◆ PROBLEM DESCRIPTION:
Copy each of the records below word for word, leaving the pictures out of the copy.

>> Start INPUT DATA

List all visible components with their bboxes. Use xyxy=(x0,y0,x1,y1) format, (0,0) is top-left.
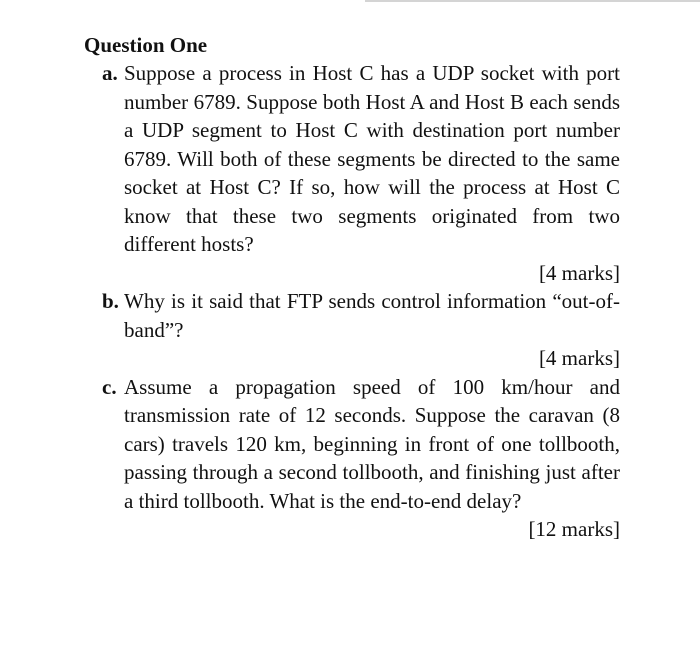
marks-b: [4 marks] xyxy=(538,346,620,370)
question-item-a xyxy=(84,59,620,259)
top-divider-line xyxy=(365,0,700,2)
marks-c: [12 marks] xyxy=(528,517,620,541)
question-letter-c: c. xyxy=(102,374,117,399)
question-text-c: Assume a propagation speed of 100 km/hour and transmission rate of 12 seconds. Suppose the caravan (8 cars) travels 120 km, beginning in front of one tollbooth, passing through a second tollbooth, and finishing just after a third tollbooth. What is the end-to-end delay? xyxy=(124,374,620,513)
question-heading: Question One xyxy=(84,33,208,57)
question-text-b: Why is it said that FTP sends control information “out-of-band”? xyxy=(124,289,620,342)
question-document xyxy=(84,31,620,544)
question-text-a: Suppose a process in Host C has a UDP socket with port number 6789. Suppose both Host A and Host B each sends a UDP segment to Host C with destination port number 6789. Will both of these segments be directed to the same socket at Host C? If so, how will the process at Host C know that these two segments originated from two different hosts? xyxy=(124,61,620,256)
marks-a: [4 marks] xyxy=(538,260,620,285)
question-letter-b: b. xyxy=(102,289,119,313)
question-item-b xyxy=(84,287,620,344)
question-item-c xyxy=(84,373,620,516)
question-letter-a: a. xyxy=(102,61,118,85)
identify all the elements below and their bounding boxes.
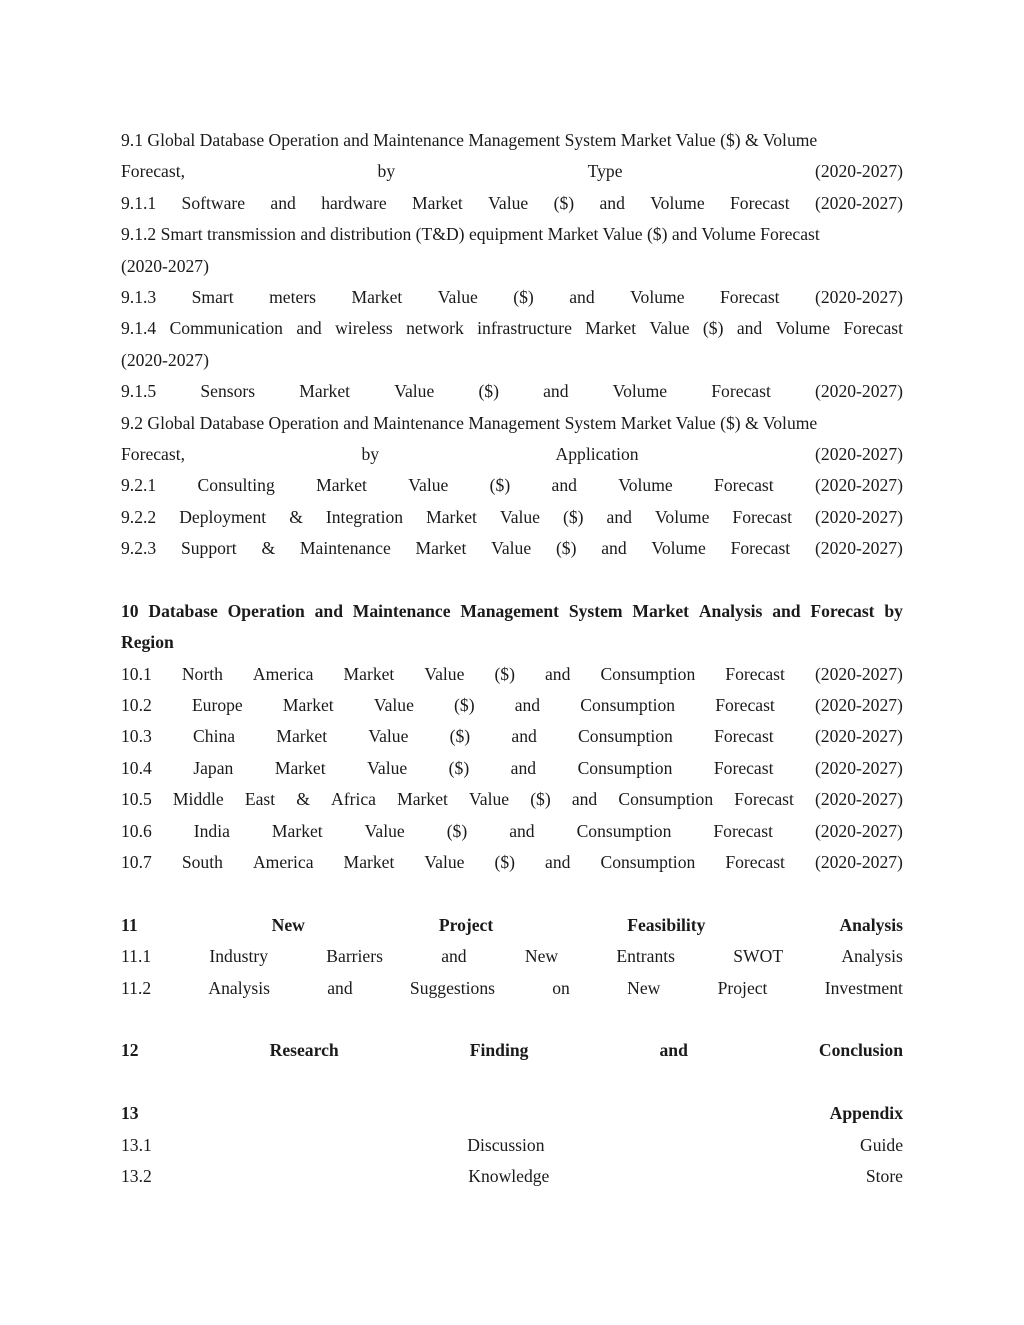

>> End INPUT DATA

◆ SOLUTION FOR THIS EXERCISE:
List all visible components with their bboxes. Use xyxy=(x0,y0,x1,y1) format, (0,0) is top-left.
marks-b: [4 marks] xyxy=(538,346,620,370)
question-item-a xyxy=(84,59,620,259)
top-divider-line xyxy=(365,0,700,2)
marks-c: [12 marks] xyxy=(528,517,620,541)
question-letter-c: c. xyxy=(102,374,117,399)
question-text-c: Assume a propagation speed of 100 km/hour and transmission rate of 12 seconds. Suppose the caravan (8 cars) travels 120 km, beginning in front of one tollbooth, passing through a second tollbooth, and finishing just after a third tollbooth. What is the end-to-end delay? xyxy=(124,374,620,513)
question-heading: Question One xyxy=(84,33,208,57)
question-text-b: Why is it said that FTP sends control information “out-of-band”? xyxy=(124,289,620,342)
question-document xyxy=(84,31,620,544)
question-text-a: Suppose a process in Host C has a UDP socket with port number 6789. Suppose both Host A and Host B each sends a UDP segment to Host C with destination port number 6789. Will both of these segments be directed to the same socket at Host C? If so, how will the process at Host C know that these two segments originated from two different hosts? xyxy=(124,61,620,256)
marks-a: [4 marks] xyxy=(538,260,620,285)
question-letter-b: b. xyxy=(102,289,119,313)
question-item-b xyxy=(84,287,620,344)
question-item-c xyxy=(84,373,620,516)
question-letter-a: a. xyxy=(102,61,118,85)
identify all the elements below and their bounding boxes.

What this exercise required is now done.